SELECTED EXTRACT:
Listener: Like you @Wellsy I have a tendency to lecture. It is partially because I love ideas and knowledge, and partly because I get very excited engaging with people. However, as an extrovert and an NT, I have had to learn to reign myself in so that I don't walk all over the other person. IRL this means not interrupting people (a simple thing but really damaging to others' sense of value in an exchange and their ability to contribute), and pausing to let people finish their thoughts if they stop talking (I often anticipate what they are going to say). I have as an ENTP I think, and maybe because of my looks and personality, gotten away with more than I should have, but at the same time been a poor conversation partner and good ideas have missed me because I was dominating interactions. Simple things like re-iterating things others bring up, asking more about their lives/thoughts/experiences instead of always just answering their questions, and going slower has helped. It's hard, which means I was originally really shit at it.

EXTRACTED ENTRIES:
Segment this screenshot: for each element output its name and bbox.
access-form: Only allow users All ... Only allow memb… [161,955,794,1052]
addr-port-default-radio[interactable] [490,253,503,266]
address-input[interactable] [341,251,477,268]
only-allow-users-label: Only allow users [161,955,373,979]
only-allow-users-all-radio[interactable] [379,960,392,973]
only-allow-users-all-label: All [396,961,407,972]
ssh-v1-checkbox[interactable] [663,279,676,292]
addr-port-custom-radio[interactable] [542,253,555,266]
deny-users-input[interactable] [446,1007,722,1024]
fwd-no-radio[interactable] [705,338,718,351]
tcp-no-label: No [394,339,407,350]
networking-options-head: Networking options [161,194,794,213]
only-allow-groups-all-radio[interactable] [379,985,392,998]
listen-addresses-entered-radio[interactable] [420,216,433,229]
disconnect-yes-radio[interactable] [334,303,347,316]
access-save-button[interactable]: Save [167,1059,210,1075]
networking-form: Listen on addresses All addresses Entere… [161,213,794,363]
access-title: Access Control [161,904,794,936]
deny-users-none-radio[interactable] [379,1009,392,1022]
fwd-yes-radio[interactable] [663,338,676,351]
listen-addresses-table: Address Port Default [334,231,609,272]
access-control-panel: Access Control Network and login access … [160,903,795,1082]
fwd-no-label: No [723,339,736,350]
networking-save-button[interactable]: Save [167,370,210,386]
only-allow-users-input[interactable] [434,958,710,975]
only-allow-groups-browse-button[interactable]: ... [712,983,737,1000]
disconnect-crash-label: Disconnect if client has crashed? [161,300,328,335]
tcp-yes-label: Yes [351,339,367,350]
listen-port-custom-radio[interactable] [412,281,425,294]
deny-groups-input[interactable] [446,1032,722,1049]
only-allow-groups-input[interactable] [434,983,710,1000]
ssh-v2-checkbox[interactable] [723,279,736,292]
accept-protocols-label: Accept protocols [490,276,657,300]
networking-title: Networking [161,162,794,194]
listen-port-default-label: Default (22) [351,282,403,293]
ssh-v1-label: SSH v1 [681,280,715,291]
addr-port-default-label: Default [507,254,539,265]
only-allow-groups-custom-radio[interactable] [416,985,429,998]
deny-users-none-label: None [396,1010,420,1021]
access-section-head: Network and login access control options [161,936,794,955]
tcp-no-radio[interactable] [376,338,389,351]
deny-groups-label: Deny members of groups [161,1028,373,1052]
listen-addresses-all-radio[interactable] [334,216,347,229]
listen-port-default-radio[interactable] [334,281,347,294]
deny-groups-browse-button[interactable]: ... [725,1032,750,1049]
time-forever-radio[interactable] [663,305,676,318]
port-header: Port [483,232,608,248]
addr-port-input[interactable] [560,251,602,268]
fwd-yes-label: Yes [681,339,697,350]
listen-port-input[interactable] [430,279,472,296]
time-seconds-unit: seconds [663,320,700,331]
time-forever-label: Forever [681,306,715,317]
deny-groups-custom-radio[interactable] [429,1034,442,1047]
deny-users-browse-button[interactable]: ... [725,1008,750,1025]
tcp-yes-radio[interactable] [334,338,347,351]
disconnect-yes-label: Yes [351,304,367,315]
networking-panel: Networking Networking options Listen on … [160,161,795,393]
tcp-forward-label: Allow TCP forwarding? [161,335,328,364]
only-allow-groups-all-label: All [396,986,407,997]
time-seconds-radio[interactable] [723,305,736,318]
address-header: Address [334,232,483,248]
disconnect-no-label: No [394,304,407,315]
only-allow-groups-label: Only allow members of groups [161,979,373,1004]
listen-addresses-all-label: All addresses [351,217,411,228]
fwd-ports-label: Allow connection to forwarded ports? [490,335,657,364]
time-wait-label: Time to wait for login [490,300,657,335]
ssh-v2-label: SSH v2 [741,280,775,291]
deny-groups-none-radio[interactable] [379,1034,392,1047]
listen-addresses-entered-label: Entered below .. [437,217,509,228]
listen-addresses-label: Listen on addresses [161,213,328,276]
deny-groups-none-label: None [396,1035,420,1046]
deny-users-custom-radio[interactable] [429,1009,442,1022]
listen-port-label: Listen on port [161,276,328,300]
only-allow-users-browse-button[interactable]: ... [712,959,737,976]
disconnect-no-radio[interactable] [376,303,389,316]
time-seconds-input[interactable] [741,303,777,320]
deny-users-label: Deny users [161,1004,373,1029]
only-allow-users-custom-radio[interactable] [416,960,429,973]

WHAT TO WORK ON:
**a.** Reproduce the part of the records that opens with their first line and closes with the line containing "address-input[interactable] [341,251,477,268]", keeping every character unchanged.
**b.** Finish out the next part of the forum post about reining in a tendency to lecture in conversation, starting after its last sentence.

RESULTS FOR EACH TASK:
**a.**
Segment this screenshot: for each element output its name and bbox.
access-form: Only allow users All ... Only allow memb… [161,955,794,1052]
addr-port-default-radio[interactable] [490,253,503,266]
address-input[interactable] [341,251,477,268]

**b.**
Speaker: In my personal experience as a speaker or in "being heard", there is the public and personal sphere where this affects me. I would echo what @entheos said, ironically for the latter. I talk a lot, but almost never about personal things. I also don't expect anyone to pay attention when I am in need of support. For someone to notice that I am stressed or mention something in passing that I am stressed or upset about (usually as a joke) and then address it is huge for me. I am shocked. I am generally shocked if someone like a friend or partner remembers something I mentioned months ago in general (you remember that?), but if someone offers to support me it is major because they were listening mostly to body language or something mostly unsaid. In public, being heard is mostly for me action that follows words. When I talk to someone, I expect that they back up what they say. I get very frustrated with empty promises, emotional congratulations, or other conversational tactics that are unrelated to the conversation at hand. If someone asks me a question, I answer or ask for something, and then it doesn't happen, I find it a waste of both our time. If we are having different conversations (help lines with pre-prepared lines that have nothing to do with why I called are the ultimate worst in my book), then I feel actually disrespected. I think it is important to look at intent often, rather than semantics or picking at little things or small battles.

At any rate, very interesting topic and responses from everybody. I am certainly working on the same thing you are, and it is a work in progress.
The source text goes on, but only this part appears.